Provided text
Historical Ad

When I started to choose my historical object, I was walking around the kitchen. Among all those modern and fancy-designed kitchen appliances, refrigerator is the one entering my mind because the evolution of refrigerator is a long epic from the time when human understand the principles of refrigeration to the wide adoption of mechanical refrigeration in the processing, shipping and storing of perishable commodities nowadays. This article is going to present three different old ads from Frigidaire, one of the world’s oldest and most famous refrigerator brand. Back in 1918, Frigidaire began its mass production of electric refrigerators as electricity became available to urban household. By 1930s, the brand name “Frigidaire” was synonymous with refrigerator.
Since the 1920s, America witnessed the fast growing and mass produced advertising expenditures of modern companies. Along with the spread of new media-radio, television and commercial messages, advertising seems easier for company to reach out to customers. Here I will be discussing three Frigidaire ads posted on the magazine from the late 1920s.

Records
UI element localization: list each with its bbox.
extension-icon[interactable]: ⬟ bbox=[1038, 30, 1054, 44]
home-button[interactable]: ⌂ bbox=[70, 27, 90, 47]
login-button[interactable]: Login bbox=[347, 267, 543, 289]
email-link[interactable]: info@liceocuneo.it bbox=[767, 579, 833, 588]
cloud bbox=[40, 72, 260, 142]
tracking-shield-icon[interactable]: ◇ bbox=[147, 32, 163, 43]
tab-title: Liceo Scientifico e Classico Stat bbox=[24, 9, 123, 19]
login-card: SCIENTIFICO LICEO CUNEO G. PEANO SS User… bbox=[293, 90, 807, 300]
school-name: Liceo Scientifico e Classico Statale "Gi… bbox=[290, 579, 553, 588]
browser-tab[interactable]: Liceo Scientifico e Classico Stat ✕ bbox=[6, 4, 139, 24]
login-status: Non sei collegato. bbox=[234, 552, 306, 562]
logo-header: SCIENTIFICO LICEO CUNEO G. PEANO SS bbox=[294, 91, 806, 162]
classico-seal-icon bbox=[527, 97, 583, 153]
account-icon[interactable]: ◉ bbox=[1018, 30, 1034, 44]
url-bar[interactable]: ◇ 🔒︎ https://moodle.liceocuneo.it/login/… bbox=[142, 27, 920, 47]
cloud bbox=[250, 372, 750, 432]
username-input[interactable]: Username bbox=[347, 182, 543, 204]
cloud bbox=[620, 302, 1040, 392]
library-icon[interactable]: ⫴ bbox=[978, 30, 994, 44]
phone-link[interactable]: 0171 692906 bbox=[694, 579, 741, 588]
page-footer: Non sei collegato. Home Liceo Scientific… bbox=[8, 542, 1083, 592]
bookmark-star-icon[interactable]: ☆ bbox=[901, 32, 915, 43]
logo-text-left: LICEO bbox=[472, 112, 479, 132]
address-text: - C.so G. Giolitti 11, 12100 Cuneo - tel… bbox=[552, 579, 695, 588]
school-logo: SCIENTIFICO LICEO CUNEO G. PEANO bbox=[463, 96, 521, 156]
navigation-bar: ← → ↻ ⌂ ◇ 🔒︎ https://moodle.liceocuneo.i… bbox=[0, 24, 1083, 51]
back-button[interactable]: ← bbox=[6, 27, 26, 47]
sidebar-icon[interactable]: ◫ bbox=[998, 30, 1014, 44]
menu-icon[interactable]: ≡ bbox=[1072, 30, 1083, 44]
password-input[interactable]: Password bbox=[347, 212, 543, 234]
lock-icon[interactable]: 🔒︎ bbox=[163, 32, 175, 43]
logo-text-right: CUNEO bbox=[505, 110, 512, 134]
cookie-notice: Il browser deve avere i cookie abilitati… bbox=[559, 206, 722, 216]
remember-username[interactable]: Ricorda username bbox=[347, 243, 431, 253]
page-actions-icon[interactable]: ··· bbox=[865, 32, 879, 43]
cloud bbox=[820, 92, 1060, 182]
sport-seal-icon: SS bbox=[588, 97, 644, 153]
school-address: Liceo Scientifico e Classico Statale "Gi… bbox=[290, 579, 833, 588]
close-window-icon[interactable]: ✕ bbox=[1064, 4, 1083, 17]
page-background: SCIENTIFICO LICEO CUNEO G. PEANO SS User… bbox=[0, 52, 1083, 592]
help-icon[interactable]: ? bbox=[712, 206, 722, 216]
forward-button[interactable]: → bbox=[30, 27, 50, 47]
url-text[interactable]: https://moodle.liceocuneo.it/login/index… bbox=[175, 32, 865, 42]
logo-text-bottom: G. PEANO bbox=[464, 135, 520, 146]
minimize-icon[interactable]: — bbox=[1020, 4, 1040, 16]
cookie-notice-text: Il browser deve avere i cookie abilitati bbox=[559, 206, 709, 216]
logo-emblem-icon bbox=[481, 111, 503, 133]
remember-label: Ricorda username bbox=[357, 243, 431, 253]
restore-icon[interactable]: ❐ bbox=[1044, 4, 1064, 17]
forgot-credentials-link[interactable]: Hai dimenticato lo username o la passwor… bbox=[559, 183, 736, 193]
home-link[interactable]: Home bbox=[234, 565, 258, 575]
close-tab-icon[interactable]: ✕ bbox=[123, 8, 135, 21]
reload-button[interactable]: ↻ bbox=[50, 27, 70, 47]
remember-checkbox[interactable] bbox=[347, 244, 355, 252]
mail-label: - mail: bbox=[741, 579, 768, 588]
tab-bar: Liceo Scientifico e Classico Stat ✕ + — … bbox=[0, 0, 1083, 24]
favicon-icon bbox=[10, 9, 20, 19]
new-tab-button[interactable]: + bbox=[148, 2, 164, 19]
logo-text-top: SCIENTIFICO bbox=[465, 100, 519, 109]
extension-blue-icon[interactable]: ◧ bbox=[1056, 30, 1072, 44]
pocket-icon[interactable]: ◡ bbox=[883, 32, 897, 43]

What this exercise asks
(1) Say whether each statement agrees with the essay on old Frigidaire ads, answering yes or no and quoting the words from the essay that settle it.
(a) Frigidaire began mass-producing electric refrigerators in 1918.
(b) The essay covers four Frigidaire ads.
(c) The ads under discussion appeared on television.
(2) Carry on the essay on old Frigidaire ads from its last sentence.

Answer set
(1)
(a) Yes: "Back in 1918, Frigidaire began its mass production of electric refrigerators as electricity became available to urban household."
(b) No: "This article is going to present three different old ads from Frigidaire."
(c) No: "Here I will be discussing three Frigidaire ads posted on the magazine from the late 1920s."

(2)
The first advertisement was released before Christmas time. The title of the advertisement is “Give her a real thrill this Christmas!” The picture above is set in the kitchen where a father is holding his wife’s shoulder and their kid is bending down looking curious and thrilled at a huge double door refrigerator with a woodland wreaths hanging on the handle of the refrigerator in front of him. While the man is holding her wife, he put his other hand on his hip, looking proud and complacent. This gesture is suggestive of the fact that the man buys the refrigerator for his wife, and for his family’s sake. His hand gesture and facial expression accord with the title “Give her a real thrill this Christmas!”

For many Americans, they value Christmas a lot because it is one of the most joyous times of the year and it’s a family and friend reunion time. From the mind of businessman, Christmas is also a time when people flock to go shopping as if everything’s free. The advertisement producers catch hold of this holiest day of the year in people’s heart. They use “Christmas” to “trick” people into thinking that it is not unusual to buy new refrigerator on Christmas time because it is the right time to renew kitchen appliance of the year. Christmas also evokes the imaginary scene of family sitting together, sharing the most pleasant memory with the beloved one. Wouldn’t it be great to have a new refrigerator in the house where woman escalate their sense of happiness when doing dull housework? On the top of the advertisement, FRIGIDAIRE is all capitalized. Since Frigidaire at that time was already a well-known and successful brand. It applies the ethos here to invoke brand credibility of Frigidaire and at the same time build brand famous in an upper level.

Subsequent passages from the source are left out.